* EXERCISE REQUIREMENTS: Write out the listing below without alteration, omitting its pictures.

* TASK MATERIAL:
* begin *

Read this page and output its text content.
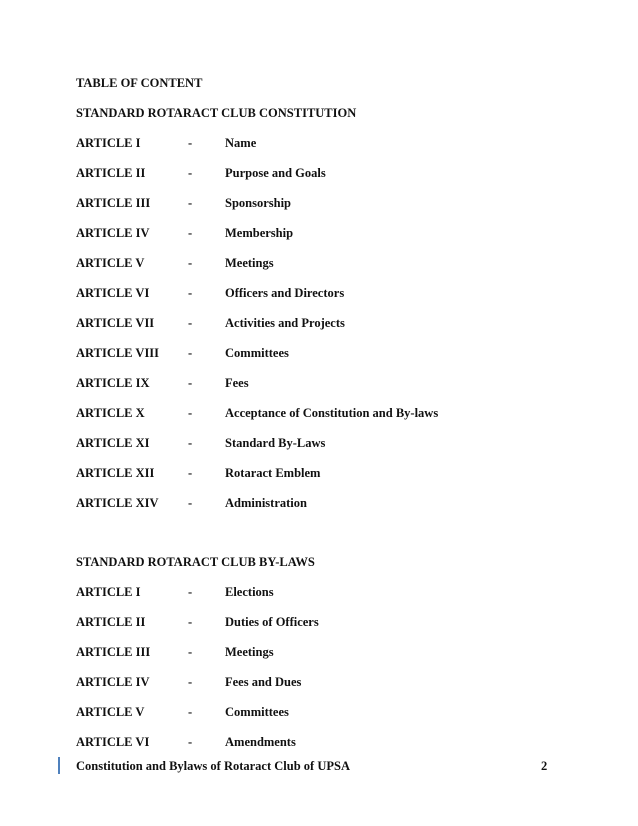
TABLE OF CONTENT
STANDARD ROTARACT CLUB CONSTITUTION
ARTICLE I	-	Name
ARTICLE II	-	Purpose and Goals
ARTICLE III	-	Sponsorship
ARTICLE IV	-	Membership
ARTICLE V	-	Meetings
ARTICLE VI	-	Officers and Directors
ARTICLE VII	-	Activities and Projects
ARTICLE VIII -	Committees
ARTICLE IX	-	Fees
ARTICLE X	-	Acceptance of Constitution and By-laws
ARTICLE XI	-	Standard By-Laws
ARTICLE XII	-	Rotaract Emblem
ARTICLE XIV -	Administration
STANDARD ROTARACT CLUB BY-LAWS
ARTICLE I	-	Elections
ARTICLE II	-	Duties of Officers
ARTICLE III	-	Meetings
ARTICLE IV	-	Fees and Dues
ARTICLE V	-	Committees
ARTICLE VI	-	Amendments
Constitution and Bylaws of Rotaract Club of UPSA	2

* end *

* TASK ANSWER:
Read this page and output its text content.
TABLE OF CONTENT
STANDARD ROTARACT CLUB CONSTITUTION
ARTICLE I	-	Name
ARTICLE II	-	Purpose and Goals
ARTICLE III	-	Sponsorship
ARTICLE IV	-	Membership
ARTICLE V	-	Meetings
ARTICLE VI	-	Officers and Directors
ARTICLE VII	-	Activities and Projects
ARTICLE VIII -	Committees
ARTICLE IX	-	Fees
ARTICLE X	-	Acceptance of Constitution and By-laws
ARTICLE XI	-	Standard By-Laws
ARTICLE XII	-	Rotaract Emblem
ARTICLE XIV -	Administration
STANDARD ROTARACT CLUB BY-LAWS
ARTICLE I	-	Elections
ARTICLE II	-	Duties of Officers
ARTICLE III	-	Meetings
ARTICLE IV	-	Fees and Dues
ARTICLE V	-	Committees
ARTICLE VI	-	Amendments
Constitution and Bylaws of Rotaract Club of UPSA	2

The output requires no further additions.